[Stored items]
>> Start

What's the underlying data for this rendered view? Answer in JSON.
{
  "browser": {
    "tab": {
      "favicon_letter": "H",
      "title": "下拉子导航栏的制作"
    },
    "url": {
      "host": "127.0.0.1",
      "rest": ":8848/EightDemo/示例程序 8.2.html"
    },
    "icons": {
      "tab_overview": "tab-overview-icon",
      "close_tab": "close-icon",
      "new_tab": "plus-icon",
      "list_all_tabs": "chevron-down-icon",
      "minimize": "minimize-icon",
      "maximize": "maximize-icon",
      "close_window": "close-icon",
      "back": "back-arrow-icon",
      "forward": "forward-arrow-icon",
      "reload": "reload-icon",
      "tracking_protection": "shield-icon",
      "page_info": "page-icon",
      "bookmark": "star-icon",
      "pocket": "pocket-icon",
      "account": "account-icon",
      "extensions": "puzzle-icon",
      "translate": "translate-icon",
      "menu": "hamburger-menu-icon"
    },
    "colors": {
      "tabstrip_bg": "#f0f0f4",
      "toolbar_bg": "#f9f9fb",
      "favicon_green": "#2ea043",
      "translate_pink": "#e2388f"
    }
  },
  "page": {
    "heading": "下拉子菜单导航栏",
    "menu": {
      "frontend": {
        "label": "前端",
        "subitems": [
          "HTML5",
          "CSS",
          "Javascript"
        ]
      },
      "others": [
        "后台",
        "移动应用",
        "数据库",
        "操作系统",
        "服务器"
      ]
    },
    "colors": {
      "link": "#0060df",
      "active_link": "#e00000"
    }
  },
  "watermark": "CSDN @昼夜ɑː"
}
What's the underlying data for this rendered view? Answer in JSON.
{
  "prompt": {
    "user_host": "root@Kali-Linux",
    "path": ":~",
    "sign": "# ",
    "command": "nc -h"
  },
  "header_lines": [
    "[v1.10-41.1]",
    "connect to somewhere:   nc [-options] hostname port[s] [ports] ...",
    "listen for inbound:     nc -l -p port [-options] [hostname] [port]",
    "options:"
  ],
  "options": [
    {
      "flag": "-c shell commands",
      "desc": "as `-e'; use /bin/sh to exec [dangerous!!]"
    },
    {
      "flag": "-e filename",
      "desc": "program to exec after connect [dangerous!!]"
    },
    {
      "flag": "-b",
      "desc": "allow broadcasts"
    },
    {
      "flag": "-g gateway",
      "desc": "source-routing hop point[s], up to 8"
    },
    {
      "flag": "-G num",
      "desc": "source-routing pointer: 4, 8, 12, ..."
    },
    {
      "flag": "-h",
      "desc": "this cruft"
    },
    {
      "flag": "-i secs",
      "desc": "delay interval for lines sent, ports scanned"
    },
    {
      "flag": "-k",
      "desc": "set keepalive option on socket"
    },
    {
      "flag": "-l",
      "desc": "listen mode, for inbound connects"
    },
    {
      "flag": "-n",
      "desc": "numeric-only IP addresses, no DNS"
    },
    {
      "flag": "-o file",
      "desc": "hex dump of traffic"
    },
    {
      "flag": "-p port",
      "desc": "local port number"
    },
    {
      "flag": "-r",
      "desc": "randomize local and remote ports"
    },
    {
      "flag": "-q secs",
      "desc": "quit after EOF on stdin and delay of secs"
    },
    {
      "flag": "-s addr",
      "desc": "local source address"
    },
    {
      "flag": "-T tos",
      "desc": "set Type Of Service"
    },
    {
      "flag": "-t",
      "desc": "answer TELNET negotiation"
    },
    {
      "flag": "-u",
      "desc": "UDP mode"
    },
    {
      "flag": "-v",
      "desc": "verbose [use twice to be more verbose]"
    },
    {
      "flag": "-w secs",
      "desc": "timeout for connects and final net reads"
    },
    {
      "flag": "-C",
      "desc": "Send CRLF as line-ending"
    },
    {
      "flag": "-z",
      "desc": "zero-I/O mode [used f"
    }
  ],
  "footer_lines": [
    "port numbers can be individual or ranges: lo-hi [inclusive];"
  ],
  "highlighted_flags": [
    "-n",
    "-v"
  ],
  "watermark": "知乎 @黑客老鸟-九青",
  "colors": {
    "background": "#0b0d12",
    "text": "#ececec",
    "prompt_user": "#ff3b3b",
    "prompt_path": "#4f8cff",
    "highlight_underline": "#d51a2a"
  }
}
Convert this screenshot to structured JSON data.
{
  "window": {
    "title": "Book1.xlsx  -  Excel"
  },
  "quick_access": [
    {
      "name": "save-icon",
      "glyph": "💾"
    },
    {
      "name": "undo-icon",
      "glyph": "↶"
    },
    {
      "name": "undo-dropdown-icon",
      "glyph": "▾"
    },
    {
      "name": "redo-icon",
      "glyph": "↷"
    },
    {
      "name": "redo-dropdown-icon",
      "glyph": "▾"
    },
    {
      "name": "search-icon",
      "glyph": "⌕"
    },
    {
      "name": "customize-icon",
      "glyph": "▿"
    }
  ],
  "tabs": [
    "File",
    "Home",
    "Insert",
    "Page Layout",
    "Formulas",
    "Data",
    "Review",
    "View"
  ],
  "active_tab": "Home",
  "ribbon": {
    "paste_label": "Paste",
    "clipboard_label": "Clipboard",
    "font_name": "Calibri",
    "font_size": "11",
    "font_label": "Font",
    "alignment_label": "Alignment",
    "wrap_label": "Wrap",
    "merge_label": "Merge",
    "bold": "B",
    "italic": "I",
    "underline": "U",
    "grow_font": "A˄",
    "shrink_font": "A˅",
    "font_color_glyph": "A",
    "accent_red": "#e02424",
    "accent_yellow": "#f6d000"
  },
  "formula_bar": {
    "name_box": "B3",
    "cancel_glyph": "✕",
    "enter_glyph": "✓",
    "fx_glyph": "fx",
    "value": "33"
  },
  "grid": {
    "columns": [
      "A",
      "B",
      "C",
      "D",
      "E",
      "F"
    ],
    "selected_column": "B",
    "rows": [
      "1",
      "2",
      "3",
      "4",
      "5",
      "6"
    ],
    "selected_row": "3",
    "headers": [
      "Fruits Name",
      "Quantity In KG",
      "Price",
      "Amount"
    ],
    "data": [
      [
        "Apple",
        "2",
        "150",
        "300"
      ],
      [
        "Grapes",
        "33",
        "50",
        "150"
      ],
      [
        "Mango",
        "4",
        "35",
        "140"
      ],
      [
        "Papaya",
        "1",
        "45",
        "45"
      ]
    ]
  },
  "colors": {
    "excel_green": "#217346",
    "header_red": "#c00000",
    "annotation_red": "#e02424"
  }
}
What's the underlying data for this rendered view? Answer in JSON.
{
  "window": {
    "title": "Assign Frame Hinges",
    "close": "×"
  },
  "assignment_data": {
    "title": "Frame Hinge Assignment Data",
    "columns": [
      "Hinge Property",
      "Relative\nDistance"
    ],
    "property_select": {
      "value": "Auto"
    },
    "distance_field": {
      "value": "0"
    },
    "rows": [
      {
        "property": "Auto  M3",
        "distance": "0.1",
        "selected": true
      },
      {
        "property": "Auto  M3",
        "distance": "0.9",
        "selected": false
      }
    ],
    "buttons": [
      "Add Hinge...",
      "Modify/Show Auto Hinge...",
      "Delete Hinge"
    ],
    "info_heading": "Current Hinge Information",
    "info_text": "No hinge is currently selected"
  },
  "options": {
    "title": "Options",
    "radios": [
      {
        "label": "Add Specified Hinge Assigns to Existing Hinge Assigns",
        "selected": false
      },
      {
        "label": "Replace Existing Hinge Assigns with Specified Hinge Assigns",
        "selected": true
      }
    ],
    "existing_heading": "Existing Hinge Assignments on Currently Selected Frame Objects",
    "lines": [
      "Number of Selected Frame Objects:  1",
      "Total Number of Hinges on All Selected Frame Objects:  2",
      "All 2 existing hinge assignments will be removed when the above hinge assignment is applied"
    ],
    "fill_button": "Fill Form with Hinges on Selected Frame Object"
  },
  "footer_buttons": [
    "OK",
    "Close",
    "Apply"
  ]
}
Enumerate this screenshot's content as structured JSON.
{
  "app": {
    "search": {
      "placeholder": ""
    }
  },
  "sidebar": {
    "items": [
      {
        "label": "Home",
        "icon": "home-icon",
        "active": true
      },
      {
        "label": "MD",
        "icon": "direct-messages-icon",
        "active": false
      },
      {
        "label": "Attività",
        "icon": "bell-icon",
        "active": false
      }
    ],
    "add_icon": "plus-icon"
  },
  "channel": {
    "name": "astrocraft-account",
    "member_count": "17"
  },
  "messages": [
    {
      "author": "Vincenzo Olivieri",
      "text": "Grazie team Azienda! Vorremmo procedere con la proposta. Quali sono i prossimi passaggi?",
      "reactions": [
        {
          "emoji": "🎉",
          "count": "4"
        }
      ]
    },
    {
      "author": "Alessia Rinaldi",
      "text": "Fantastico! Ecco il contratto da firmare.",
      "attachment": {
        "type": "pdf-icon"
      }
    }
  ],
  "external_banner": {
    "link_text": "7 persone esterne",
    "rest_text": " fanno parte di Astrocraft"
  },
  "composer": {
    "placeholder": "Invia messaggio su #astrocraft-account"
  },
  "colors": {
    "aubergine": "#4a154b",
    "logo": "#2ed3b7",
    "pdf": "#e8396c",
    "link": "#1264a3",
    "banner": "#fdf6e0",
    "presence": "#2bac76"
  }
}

>> End

WHAT YOU SHOULD DO – Copy out every line where the word "Auto" occurs.

ANSWER TO THE EXERCISE –
      "value": "Auto"
        "property": "Auto  M3",
        "property": "Auto  M3",
      "Modify/Show Auto Hinge...",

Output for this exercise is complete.